> **What you need to do**: In the material below, the lines containing the word "label" are required; copy each of them.

..........

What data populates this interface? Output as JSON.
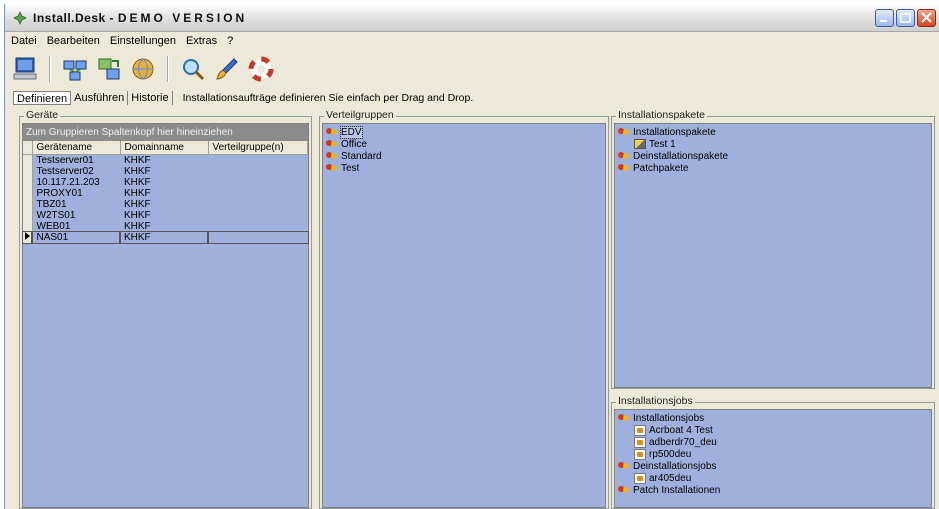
{
  "window": {
    "title_prefix": "Install.Desk - ",
    "title_demo": "DEMO VERSION"
  },
  "menu": [
    {
      "label": "Datei"
    },
    {
      "label": "Bearbeiten"
    },
    {
      "label": "Einstellungen"
    },
    {
      "label": "Extras"
    },
    {
      "label": "?"
    }
  ],
  "toolbar": {
    "buttons": [
      "computer-icon",
      "network-icon",
      "transfer-icon",
      "globe-icon",
      "search-icon",
      "brush-icon",
      "lifebuoy-icon"
    ]
  },
  "tabs": {
    "items": [
      "Definieren",
      "Ausführen",
      "Historie"
    ],
    "active": "Definieren",
    "hint": "Installationsaufträge definieren Sie einfach per Drag and Drop."
  },
  "geraete": {
    "label": "Geräte",
    "group_header": "Zum Gruppieren Spaltenkopf hier hineinziehen",
    "columns": [
      "Gerätename",
      "Domainname",
      "Verteilgruppe(n)"
    ],
    "rows": [
      {
        "name": "Testserver01",
        "domain": "KHKF",
        "group": ""
      },
      {
        "name": "Testserver02",
        "domain": "KHKF",
        "group": ""
      },
      {
        "name": "10.117.21.203",
        "domain": "KHKF",
        "group": ""
      },
      {
        "name": "PROXY01",
        "domain": "KHKF",
        "group": ""
      },
      {
        "name": "TBZ01",
        "domain": "KHKF",
        "group": ""
      },
      {
        "name": "W2TS01",
        "domain": "KHKF",
        "group": ""
      },
      {
        "name": "WEB01",
        "domain": "KHKF",
        "group": ""
      },
      {
        "name": "NAS01",
        "domain": "KHKF",
        "group": ""
      }
    ],
    "selected_index": 7
  },
  "verteilgruppen": {
    "label": "Verteilgruppen",
    "items": [
      "EDV",
      "Office",
      "Standard",
      "Test"
    ],
    "selected": "EDV"
  },
  "installationspakete": {
    "label": "Installationspakete",
    "tree": [
      {
        "text": "Installationspakete",
        "level": 1,
        "icon": "group"
      },
      {
        "text": "Test 1",
        "level": 2,
        "icon": "package"
      },
      {
        "text": "Deinstallationspakete",
        "level": 1,
        "icon": "group"
      },
      {
        "text": "Patchpakete",
        "level": 1,
        "icon": "group"
      }
    ]
  },
  "installationsjobs": {
    "label": "Installationsjobs",
    "tree": [
      {
        "text": "Installationsjobs",
        "level": 1,
        "icon": "group"
      },
      {
        "text": "Acrboat 4 Test",
        "level": 2,
        "icon": "job"
      },
      {
        "text": "adberdr70_deu",
        "level": 2,
        "icon": "job"
      },
      {
        "text": "rp500deu",
        "level": 2,
        "icon": "job"
      },
      {
        "text": "Deinstallationsjobs",
        "level": 1,
        "icon": "group"
      },
      {
        "text": "ar405deu",
        "level": 2,
        "icon": "job"
      },
      {
        "text": "Patch Installationen",
        "level": 1,
        "icon": "group"
      }
    ]
  }
}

..........

> **Solution to this problem**:
      "label": "Datei"
      "label": "Bearbeiten"
      "label": "Einstellungen"
      "label": "Extras"
      "label": "?"
    "label": "Geräte",
    "label": "Verteilgruppen",
    "label": "Installationspakete",
    "label": "Installationsjobs",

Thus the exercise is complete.